_STATED GOAL A_
Could you rename "x-tick-label" to "horizontal-axis-label" in the part of the entries that opens with the first line of the entries and closes with the line containing "panel-caption-a: (a) <box>202", giving those lines again with nothing else changed?
** Start SELECTED PASSAGE **
This caused my blood pressure to surge momentarily. Not only were the New Journalists — Mailer, Wolfe, Joan Didion, Gay Talese, and Hunter S. Thompson — my literary heroes, I had actually spent over three years earning a Master’s degree in creative nonfiction: the very genre my friend had so blithely maligned. I began typing what I intended would be a stinging rebuttal.

But then I took a few deep breaths and thought about what he had said. Ultimately, instead of my planned defensive rant, I sent an honest response: “My MFA is in creative nonfiction. Your summary is apt. I am, of course, an avid practitioner of the form.”

It’s all true. We creative nonfiction authors do make stuff up. We routinely get away with embellishments that would get just about any newspaper reporter fired. These embellishments, or, as we like to call them, techniques, include: consolidation of multiple events into one, rearranging the chronological sequence of events, crafting interior monologues for characters other than the writer/narrator, and, most controversially, creating “composite” characters — merging several actual people into one made-up person.

It is probably not surprising that there has always been some tension between traditional journalists and those writers of creative nonfiction, such as myself, who come from English Lit or fiction writing backgrounds. I watched this dynamic play out firsthand in my MFA program at the University of North Carolina Wilmington. My classmate Matt Tullis, now an accomplished sportswriter and tenured journalism professor at Ashland University in Ohio, stood firmly on the “no embellishments” side of the argument. At one point during our time in the program, Matt nearly came to blows (or at least it felt like it) with a visiting writer named Daniel Robb over Robb’s use of a composite character in his memoir Crossing the Water. The book detailed Robb’s experiences teaching high-risk teenagers, and Matt had grown rather attached to the character in question — a hard-luck kid who harbored a yearning for redemption — and felt violated upon learning that this character wasn’t actually real.

Me, I didn’t care so much. In my brief stint as a high school teacher I had taught similar kids to the ones Robb was describing, and to my way of thinking the book succeeded admirably in conveying that experience. The use of composite characters furthered that aim — better, perhaps, than a large and messy menagerie of competing voices might have done, even thought the latter scenario would have hewed closer to the literal truth.

Ultimately, journalists and creative nonfiction authors have competing goals. It is the journalist’s imperative to report events as accurately as possible. With the exception of the works of the New Journalists, that imperative takes primacy over any concurrent desire to shape an artistically pleasing narrative. Had Henry David Thoreau been a journalist, he would have reported the truth about his stay at Walden Pond: he would have admitted that he actually stayed on and off for two years (rather than the one continuous year depicted in his famous memoir Walden), and that he had his mother do his laundry, spent many nights in town, and often popped in on his friends Ralph Waldo and Lidian Emerson (the actual owners of the Walden property) for food and companionship. He enjoyed quite a few of Mrs. Emerson’s casseroles during those two years.

In other words, he was hardly roughing it.
** End SELECTED PASSAGE **
_STATED GOAL B_
Can you copy the part of the essay on creative nonfiction that opens with the words containing "Me, I didn’t" and closes with "the literal truth."?
** Start DATA PROVIDED **
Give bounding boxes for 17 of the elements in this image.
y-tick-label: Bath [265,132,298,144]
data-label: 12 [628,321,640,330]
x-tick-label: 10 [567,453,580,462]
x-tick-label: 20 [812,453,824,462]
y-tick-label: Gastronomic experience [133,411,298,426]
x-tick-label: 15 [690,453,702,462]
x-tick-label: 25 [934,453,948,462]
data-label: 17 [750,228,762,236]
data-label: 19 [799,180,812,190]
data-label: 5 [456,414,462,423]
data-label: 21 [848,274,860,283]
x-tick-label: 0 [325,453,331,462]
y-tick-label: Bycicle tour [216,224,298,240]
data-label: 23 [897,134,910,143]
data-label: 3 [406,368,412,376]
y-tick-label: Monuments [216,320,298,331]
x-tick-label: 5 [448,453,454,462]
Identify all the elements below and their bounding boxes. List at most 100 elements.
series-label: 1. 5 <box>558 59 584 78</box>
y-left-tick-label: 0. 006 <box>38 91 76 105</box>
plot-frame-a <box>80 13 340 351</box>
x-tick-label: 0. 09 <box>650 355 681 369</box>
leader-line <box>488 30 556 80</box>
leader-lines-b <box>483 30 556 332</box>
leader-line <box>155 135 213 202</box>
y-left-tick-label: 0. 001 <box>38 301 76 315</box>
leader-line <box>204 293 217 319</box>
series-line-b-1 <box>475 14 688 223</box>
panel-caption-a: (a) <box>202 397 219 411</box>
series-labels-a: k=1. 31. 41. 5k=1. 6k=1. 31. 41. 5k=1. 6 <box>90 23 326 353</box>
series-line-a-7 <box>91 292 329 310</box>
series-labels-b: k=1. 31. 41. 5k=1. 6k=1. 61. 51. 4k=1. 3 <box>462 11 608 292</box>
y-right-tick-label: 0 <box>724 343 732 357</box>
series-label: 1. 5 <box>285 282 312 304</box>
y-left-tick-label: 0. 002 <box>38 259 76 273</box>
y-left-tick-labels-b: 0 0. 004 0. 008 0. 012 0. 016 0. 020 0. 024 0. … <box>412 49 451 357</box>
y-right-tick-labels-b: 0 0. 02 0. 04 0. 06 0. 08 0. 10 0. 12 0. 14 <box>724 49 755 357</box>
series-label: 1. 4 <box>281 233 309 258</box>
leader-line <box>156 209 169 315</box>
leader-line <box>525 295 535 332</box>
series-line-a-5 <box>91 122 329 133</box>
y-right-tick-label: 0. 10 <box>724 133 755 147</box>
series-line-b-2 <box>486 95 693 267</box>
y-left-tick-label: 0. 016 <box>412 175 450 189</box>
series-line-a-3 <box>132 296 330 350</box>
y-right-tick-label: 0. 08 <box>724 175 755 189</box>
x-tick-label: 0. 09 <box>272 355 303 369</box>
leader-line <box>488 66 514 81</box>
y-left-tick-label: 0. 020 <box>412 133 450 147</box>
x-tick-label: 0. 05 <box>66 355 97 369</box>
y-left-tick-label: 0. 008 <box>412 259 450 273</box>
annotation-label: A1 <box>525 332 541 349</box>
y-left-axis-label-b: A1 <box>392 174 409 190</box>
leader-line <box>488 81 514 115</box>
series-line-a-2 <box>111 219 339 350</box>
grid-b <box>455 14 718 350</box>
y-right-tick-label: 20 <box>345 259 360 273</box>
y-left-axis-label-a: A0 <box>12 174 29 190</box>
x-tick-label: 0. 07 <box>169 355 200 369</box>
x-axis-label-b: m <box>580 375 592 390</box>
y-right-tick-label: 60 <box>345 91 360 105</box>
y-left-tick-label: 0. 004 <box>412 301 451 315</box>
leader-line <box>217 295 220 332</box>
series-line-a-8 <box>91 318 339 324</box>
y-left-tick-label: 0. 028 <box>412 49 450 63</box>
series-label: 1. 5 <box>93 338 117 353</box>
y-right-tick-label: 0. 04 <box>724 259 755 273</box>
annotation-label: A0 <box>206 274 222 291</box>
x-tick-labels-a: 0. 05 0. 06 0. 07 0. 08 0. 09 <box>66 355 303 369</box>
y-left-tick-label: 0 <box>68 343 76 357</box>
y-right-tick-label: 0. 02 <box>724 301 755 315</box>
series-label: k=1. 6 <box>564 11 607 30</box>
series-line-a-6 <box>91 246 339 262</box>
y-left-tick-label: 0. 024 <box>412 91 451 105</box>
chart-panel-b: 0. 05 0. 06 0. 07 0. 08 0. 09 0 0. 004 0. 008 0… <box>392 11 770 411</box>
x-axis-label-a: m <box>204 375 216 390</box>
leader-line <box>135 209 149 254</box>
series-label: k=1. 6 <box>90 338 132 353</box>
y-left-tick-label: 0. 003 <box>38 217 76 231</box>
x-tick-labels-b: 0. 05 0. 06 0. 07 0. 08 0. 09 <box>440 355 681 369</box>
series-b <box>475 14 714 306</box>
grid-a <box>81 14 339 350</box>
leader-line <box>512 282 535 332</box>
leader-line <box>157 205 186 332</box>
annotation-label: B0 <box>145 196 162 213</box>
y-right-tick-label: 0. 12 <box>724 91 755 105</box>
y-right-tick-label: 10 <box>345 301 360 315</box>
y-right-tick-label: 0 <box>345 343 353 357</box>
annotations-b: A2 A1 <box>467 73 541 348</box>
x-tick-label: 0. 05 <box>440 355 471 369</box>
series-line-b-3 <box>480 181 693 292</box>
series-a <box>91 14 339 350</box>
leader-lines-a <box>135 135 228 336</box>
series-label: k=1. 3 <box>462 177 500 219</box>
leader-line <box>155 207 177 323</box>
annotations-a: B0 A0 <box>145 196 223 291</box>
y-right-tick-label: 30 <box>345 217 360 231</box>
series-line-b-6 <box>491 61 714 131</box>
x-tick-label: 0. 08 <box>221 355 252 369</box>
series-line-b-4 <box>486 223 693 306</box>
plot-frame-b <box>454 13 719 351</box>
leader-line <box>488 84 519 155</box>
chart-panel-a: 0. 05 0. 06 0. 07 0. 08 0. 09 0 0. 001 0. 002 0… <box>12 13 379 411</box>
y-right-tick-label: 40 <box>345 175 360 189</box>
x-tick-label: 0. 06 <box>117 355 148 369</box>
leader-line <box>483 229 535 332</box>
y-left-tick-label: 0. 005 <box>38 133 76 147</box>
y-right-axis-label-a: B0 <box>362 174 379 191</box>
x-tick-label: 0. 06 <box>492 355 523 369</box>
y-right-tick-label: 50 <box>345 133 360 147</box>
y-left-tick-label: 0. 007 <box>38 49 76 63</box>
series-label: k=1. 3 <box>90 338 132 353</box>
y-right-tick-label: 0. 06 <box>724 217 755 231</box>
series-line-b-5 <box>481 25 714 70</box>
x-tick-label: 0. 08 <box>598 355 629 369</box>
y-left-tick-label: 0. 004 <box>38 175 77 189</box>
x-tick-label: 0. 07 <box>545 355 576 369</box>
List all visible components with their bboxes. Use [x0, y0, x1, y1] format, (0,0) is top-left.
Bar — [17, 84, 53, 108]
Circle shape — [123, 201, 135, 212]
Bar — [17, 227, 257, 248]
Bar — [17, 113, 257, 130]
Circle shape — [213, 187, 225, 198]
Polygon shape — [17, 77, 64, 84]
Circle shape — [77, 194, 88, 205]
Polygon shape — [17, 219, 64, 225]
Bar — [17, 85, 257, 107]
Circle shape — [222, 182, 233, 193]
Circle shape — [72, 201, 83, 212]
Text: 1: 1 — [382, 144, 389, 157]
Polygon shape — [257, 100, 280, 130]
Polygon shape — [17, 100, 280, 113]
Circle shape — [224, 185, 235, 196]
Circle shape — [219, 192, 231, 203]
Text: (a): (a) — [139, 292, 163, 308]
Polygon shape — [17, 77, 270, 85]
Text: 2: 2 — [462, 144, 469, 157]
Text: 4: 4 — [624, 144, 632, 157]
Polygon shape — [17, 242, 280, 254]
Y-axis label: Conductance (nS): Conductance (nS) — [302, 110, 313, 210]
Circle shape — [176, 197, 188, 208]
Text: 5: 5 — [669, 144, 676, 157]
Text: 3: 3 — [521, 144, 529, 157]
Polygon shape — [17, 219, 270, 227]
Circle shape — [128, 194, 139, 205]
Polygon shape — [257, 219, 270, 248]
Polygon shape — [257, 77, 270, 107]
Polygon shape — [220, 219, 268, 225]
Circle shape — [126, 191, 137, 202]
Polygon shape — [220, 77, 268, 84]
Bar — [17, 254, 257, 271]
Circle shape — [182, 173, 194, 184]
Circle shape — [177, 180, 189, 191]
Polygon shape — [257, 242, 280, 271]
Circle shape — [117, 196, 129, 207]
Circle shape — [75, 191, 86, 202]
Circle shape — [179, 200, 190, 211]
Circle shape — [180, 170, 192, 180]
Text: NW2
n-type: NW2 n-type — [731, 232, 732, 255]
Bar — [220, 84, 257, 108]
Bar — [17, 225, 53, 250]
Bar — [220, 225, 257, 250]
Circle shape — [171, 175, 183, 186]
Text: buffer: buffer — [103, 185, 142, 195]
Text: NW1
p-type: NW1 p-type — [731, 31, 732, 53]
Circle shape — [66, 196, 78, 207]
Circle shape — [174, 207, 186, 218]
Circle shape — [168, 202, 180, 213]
** End DATA PROVIDED **
_EXERCISE OUTPUT A_
Give bounding boxes for 17 of the elements in this image.
y-tick-label: Bath [265,132,298,144]
data-label: 12 [628,321,640,330]
horizontal-axis-label: 10 [567,453,580,462]
horizontal-axis-label: 20 [812,453,824,462]
y-tick-label: Gastronomic experience [133,411,298,426]
horizontal-axis-label: 15 [690,453,702,462]
horizontal-axis-label: 25 [934,453,948,462]
data-label: 17 [750,228,762,236]
data-label: 19 [799,180,812,190]
data-label: 5 [456,414,462,423]
data-label: 21 [848,274,860,283]
horizontal-axis-label: 0 [325,453,331,462]
y-tick-label: Bycicle tour [216,224,298,240]
data-label: 23 [897,134,910,143]
data-label: 3 [406,368,412,376]
y-tick-label: Monuments [216,320,298,331]
horizontal-axis-label: 5 [448,453,454,462]
Identify all the elements below and their bounding boxes. List at most 100 elements.
series-label: 1. 5 <box>558 59 584 78</box>
y-left-tick-label: 0. 006 <box>38 91 76 105</box>
plot-frame-a <box>80 13 340 351</box>
horizontal-axis-label: 0. 09 <box>650 355 681 369</box>
leader-line <box>488 30 556 80</box>
leader-lines-b <box>483 30 556 332</box>
leader-line <box>155 135 213 202</box>
y-left-tick-label: 0. 001 <box>38 301 76 315</box>
leader-line <box>204 293 217 319</box>
series-line-b-1 <box>475 14 688 223</box>
panel-caption-a: (a) <box>202 397 219 411</box>

_EXERCISE OUTPUT B_
Me, I didn’t care so much. In my brief stint as a high school teacher I had taught similar kids to the ones Robb was describing, and to my way of thinking the book succeeded admirably in conveying that experience. The use of composite characters furthered that aim — better, perhaps, than a large and messy menagerie of competing voices might have done, even thought the latter scenario would have hewed closer to the literal truth.